Stated problem ▸ Transcribe each record below word for word.

Exercise material ▸

________________________

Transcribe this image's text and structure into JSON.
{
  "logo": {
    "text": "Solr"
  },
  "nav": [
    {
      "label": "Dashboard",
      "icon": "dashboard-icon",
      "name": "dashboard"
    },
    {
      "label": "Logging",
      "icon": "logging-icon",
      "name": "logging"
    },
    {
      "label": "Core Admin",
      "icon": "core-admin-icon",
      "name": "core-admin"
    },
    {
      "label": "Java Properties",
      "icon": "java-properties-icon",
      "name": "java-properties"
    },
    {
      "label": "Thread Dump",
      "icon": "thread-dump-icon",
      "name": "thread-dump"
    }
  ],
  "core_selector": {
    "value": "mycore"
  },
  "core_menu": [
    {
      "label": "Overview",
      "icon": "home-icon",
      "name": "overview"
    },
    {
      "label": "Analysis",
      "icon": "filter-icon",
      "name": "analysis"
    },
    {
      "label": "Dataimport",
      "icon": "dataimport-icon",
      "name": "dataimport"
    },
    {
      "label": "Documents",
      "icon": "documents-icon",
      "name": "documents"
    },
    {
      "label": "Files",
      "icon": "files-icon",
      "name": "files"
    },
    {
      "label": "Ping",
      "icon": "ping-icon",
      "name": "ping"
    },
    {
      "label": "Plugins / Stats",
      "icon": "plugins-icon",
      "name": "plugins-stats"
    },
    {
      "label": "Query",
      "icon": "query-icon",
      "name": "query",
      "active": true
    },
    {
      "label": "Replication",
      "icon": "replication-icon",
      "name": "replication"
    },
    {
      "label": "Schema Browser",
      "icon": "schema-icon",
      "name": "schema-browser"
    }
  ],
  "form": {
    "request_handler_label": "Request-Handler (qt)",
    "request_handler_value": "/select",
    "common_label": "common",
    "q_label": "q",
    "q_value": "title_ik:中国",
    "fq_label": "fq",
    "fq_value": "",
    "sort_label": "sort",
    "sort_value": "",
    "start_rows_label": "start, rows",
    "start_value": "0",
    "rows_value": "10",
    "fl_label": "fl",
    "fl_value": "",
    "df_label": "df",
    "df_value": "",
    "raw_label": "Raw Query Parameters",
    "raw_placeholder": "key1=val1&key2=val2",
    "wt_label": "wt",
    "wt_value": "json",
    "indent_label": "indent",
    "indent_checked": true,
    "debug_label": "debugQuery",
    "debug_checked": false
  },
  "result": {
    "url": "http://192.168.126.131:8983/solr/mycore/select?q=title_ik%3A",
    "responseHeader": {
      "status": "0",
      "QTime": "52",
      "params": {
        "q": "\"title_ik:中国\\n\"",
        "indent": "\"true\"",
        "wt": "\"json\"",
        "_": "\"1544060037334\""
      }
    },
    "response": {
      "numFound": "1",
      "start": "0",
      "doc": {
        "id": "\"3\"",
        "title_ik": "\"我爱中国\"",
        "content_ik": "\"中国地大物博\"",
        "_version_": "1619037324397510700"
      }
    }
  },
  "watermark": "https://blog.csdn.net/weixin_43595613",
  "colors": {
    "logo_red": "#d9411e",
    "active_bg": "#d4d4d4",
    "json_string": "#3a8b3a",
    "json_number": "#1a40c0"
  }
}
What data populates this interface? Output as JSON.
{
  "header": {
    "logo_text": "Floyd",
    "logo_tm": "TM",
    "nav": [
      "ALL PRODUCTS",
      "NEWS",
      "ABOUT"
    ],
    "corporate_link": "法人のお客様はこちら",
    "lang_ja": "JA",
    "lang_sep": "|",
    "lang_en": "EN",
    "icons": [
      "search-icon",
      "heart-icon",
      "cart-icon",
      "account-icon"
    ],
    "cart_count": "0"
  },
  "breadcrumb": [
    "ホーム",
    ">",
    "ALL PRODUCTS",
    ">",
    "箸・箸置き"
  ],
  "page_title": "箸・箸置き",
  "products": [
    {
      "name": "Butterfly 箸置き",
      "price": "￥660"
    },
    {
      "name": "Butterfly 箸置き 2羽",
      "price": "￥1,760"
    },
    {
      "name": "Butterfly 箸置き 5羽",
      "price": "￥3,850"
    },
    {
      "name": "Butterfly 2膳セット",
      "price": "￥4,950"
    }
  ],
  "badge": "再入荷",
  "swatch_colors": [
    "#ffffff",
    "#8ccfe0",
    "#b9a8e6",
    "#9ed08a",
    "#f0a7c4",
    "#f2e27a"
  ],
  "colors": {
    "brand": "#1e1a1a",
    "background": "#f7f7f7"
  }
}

________________________

Expected answer ▸
Transcribe this image's text and structure into JSON.
{
  "logo": {
    "text": "Solr"
  },
  "nav": [
    {
      "label": "Dashboard",
      "icon": "dashboard-icon",
      "name": "dashboard"
    },
    {
      "label": "Logging",
      "icon": "logging-icon",
      "name": "logging"
    },
    {
      "label": "Core Admin",
      "icon": "core-admin-icon",
      "name": "core-admin"
    },
    {
      "label": "Java Properties",
      "icon": "java-properties-icon",
      "name": "java-properties"
    },
    {
      "label": "Thread Dump",
      "icon": "thread-dump-icon",
      "name": "thread-dump"
    }
  ],
  "core_selector": {
    "value": "mycore"
  },
  "core_menu": [
    {
      "label": "Overview",
      "icon": "home-icon",
      "name": "overview"
    },
    {
      "label": "Analysis",
      "icon": "filter-icon",
      "name": "analysis"
    },
    {
      "label": "Dataimport",
      "icon": "dataimport-icon",
      "name": "dataimport"
    },
    {
      "label": "Documents",
      "icon": "documents-icon",
      "name": "documents"
    },
    {
      "label": "Files",
      "icon": "files-icon",
      "name": "files"
    },
    {
      "label": "Ping",
      "icon": "ping-icon",
      "name": "ping"
    },
    {
      "label": "Plugins / Stats",
      "icon": "plugins-icon",
      "name": "plugins-stats"
    },
    {
      "label": "Query",
      "icon": "query-icon",
      "name": "query",
      "active": true
    },
    {
      "label": "Replication",
      "icon": "replication-icon",
      "name": "replication"
    },
    {
      "label": "Schema Browser",
      "icon": "schema-icon",
      "name": "schema-browser"
    }
  ],
  "form": {
    "request_handler_label": "Request-Handler (qt)",
    "request_handler_value": "/select",
    "common_label": "common",
    "q_label": "q",
    "q_value": "title_ik:中国",
    "fq_label": "fq",
    "fq_value": "",
    "sort_label": "sort",
    "sort_value": "",
    "start_rows_label": "start, rows",
    "start_value": "0",
    "rows_value": "10",
    "fl_label": "fl",
    "fl_value": "",
    "df_label": "df",
    "df_value": "",
    "raw_label": "Raw Query Parameters",
    "raw_placeholder": "key1=val1&key2=val2",
    "wt_label": "wt",
    "wt_value": "json",
    "indent_label": "indent",
    "indent_checked": true,
    "debug_label": "debugQuery",
    "debug_checked": false
  },
  "result": {
    "url": "http://192.168.126.131:8983/solr/mycore/select?q=title_ik%3A",
    "responseHeader": {
      "status": "0",
      "QTime": "52",
      "params": {
        "q": "\"title_ik:中国\\n\"",
        "indent": "\"true\"",
        "wt": "\"json\"",
        "_": "\"1544060037334\""
      }
    },
    "response": {
      "numFound": "1",
      "start": "0",
      "doc": {
        "id": "\"3\"",
        "title_ik": "\"我爱中国\"",
        "content_ik": "\"中国地大物博\"",
        "_version_": "1619037324397510700"
      }
    }
  },
  "watermark": "https://blog.csdn.net/weixin_43595613",
  "colors": {
    "logo_red": "#d9411e",
    "active_bg": "#d4d4d4",
    "json_string": "#3a8b3a",
    "json_number": "#1a40c0"
  }
}
What data populates this interface? Output as JSON.
{
  "header": {
    "logo_text": "Floyd",
    "logo_tm": "TM",
    "nav": [
      "ALL PRODUCTS",
      "NEWS",
      "ABOUT"
    ],
    "corporate_link": "法人のお客様はこちら",
    "lang_ja": "JA",
    "lang_sep": "|",
    "lang_en": "EN",
    "icons": [
      "search-icon",
      "heart-icon",
      "cart-icon",
      "account-icon"
    ],
    "cart_count": "0"
  },
  "breadcrumb": [
    "ホーム",
    ">",
    "ALL PRODUCTS",
    ">",
    "箸・箸置き"
  ],
  "page_title": "箸・箸置き",
  "products": [
    {
      "name": "Butterfly 箸置き",
      "price": "￥660"
    },
    {
      "name": "Butterfly 箸置き 2羽",
      "price": "￥1,760"
    },
    {
      "name": "Butterfly 箸置き 5羽",
      "price": "￥3,850"
    },
    {
      "name": "Butterfly 2膳セット",
      "price": "￥4,950"
    }
  ],
  "badge": "再入荷",
  "swatch_colors": [
    "#ffffff",
    "#8ccfe0",
    "#b9a8e6",
    "#9ed08a",
    "#f0a7c4",
    "#f2e27a"
  ],
  "colors": {
    "brand": "#1e1a1a",
    "background": "#f7f7f7"
  }
}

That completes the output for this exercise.